EXERCISE BRIEF: Where the data below has the string "الدعوى", return the whole line.
^^^^
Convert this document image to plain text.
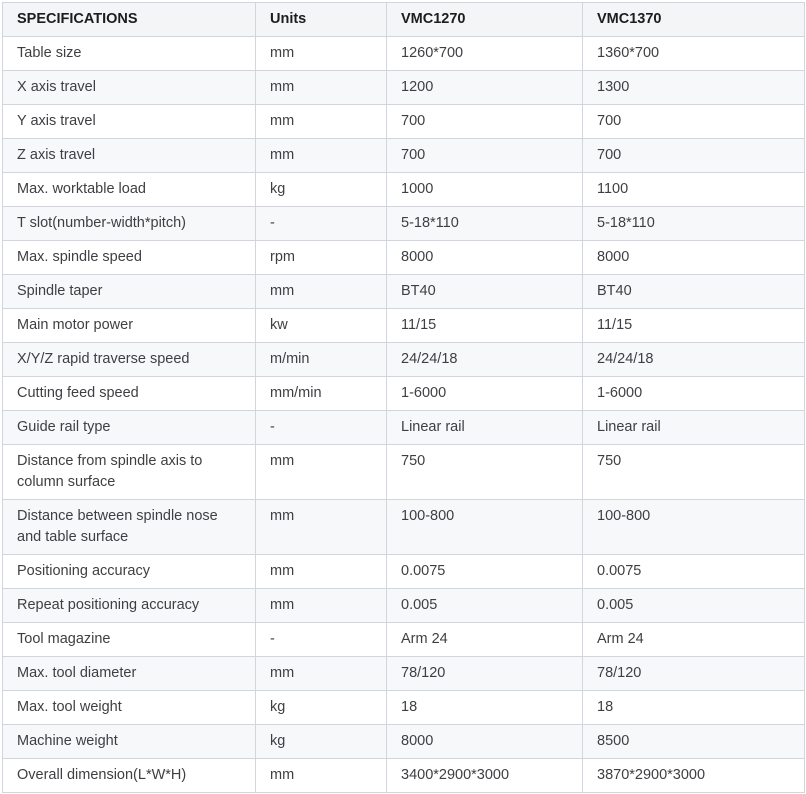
SPECIFICATIONS	Units	VMC1270	VMC1370
Table size	mm	1260*700	1360*700
X axis travel	mm	1200	1300
Y axis travel	mm	700	700
Z axis travel	mm	700	700
Max. worktable load	kg	1000	1100
T slot(number-width*pitch)	-	5-18*110	5-18*110
Max. spindle speed	rpm	8000	8000
Spindle taper	mm	BT40	BT40
Main motor power	kw	11/15	11/15
X/Y/Z rapid traverse speed	m/min	24/24/18	24/24/18
Cutting feed speed	mm/min	1-6000	1-6000
Guide rail type	-	Linear rail	Linear rail
Distance from spindle axis to column surface	mm	750	750
Distance between spindle nose and table surface	mm	100-800	100-800
Positioning accuracy	mm	0.0075	0.0075
Repeat positioning accuracy	mm	0.005	0.005
Tool magazine	-	Arm 24	Arm 24
Max. tool diameter	mm	78/120	78/120
Max. tool weight	kg	18	18
Machine weight	kg	8000	8500
Overall dimension(L*W*H)	mm	3400*2900*3000	3870*2900*3000
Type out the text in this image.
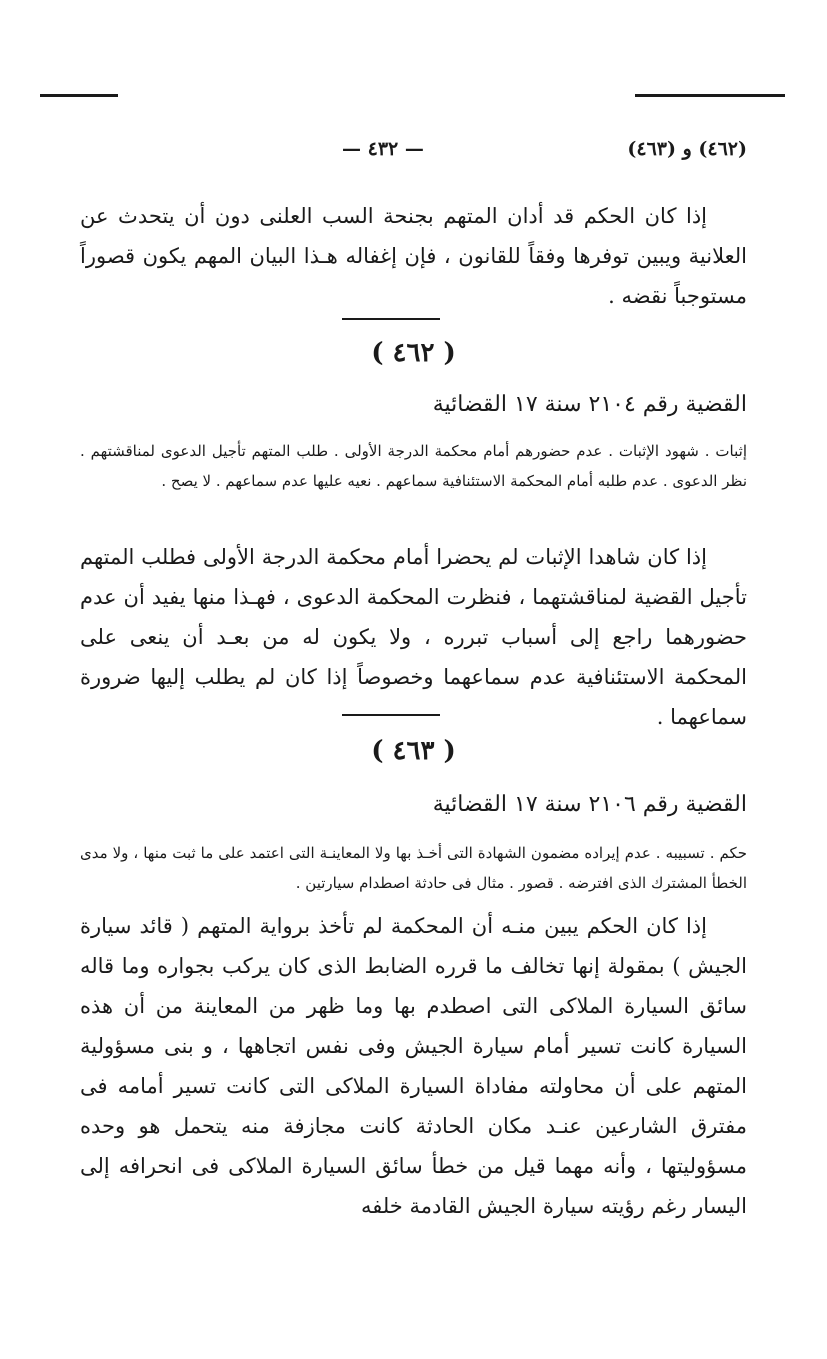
(٤٦٢) و (٤٦٣)
— ٤٣٢ —
إذا كان الحكم قد أدان المتهم بجنحة السب العلنى دون أن يتحدث عن العلانية ويبين توفرها وفقاً للقانون ، فإن إغفاله هـذا البيان المهم يكون قصوراً مستوجباً نقضه .
( ٤٦٢ )
القضية رقم ٢١٠٤ سنة ١٧ القضائية
إثبات . شهود الإثبات . عدم حضورهم أمام محكمة الدرجة الأولى . طلب المتهم تأجيل الدعوى لمناقشتهم . نظر الدعوى . عدم طلبه أمام المحكمة الاستئنافية سماعهم . نعيه عليها عدم سماعهم . لا يصح .
إذا كان شاهدا الإثبات لم يحضرا أمام محكمة الدرجة الأولى فطلب المتهم تأجيل القضية لمناقشتهما ، فنظرت المحكمة الدعوى ، فهـذا منها يفيد أن عدم حضورهما راجع إلى أسباب تبرره ، ولا يكون له من بعـد أن ينعى على المحكمة الاستئنافية عدم سماعهما وخصوصاً إذا كان لم يطلب إليها ضرورة سماعهما .
( ٤٦٣ )
القضية رقم ٢١٠٦ سنة ١٧ القضائية
حكم . تسبيبه . عدم إيراده مضمون الشهادة التى أخـذ بها ولا المعاينـة التى اعتمد على ما ثبت منها ، ولا مدى الخطأ المشترك الذى افترضه . قصور . مثال فى حادثة اصطدام سيارتين .
إذا كان الحكم يبين منـه أن المحكمة لم تأخذ برواية المتهم ( قائد سيارة الجيش ) بمقولة إنها تخالف ما قرره الضابط الذى كان يركب بجواره وما قاله سائق السيارة الملاكى التى اصطدم بها وما ظهر من المعاينة من أن هذه السيارة كانت تسير أمام سيارة الجيش وفى نفس اتجاهها ، و بنى مسؤولية المتهم على أن محاولته مفاداة السيارة الملاكى التى كانت تسير أمامه فى مفترق الشارعين عنـد مكان الحادثة كانت مجازفة منه يتحمل هو وحده مسؤوليتها ، وأنه مهما قيل من خطأ سائق السيارة الملاكى فى انحرافه إلى اليسار رغم رؤيته سيارة الجيش القادمة خلفه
^^^^
ANSWER:
إثبات . شهود الإثبات . عدم حضورهم أمام محكمة الدرجة الأولى . طلب المتهم تأجيل الدعوى لمناقشتهم . نظر الدعوى . عدم طلبه أمام المحكمة الاستئنافية سماعهم . نعيه عليها عدم سماعهم . لا يصح .
إذا كان شاهدا الإثبات لم يحضرا أمام محكمة الدرجة الأولى فطلب المتهم تأجيل القضية لمناقشتهما ، فنظرت المحكمة الدعوى ، فهـذا منها يفيد أن عدم حضورهما راجع إلى أسباب تبرره ، ولا يكون له من بعـد أن ينعى على المحكمة الاستئنافية عدم سماعهما وخصوصاً إذا كان لم يطلب إليها ضرورة سماعهما .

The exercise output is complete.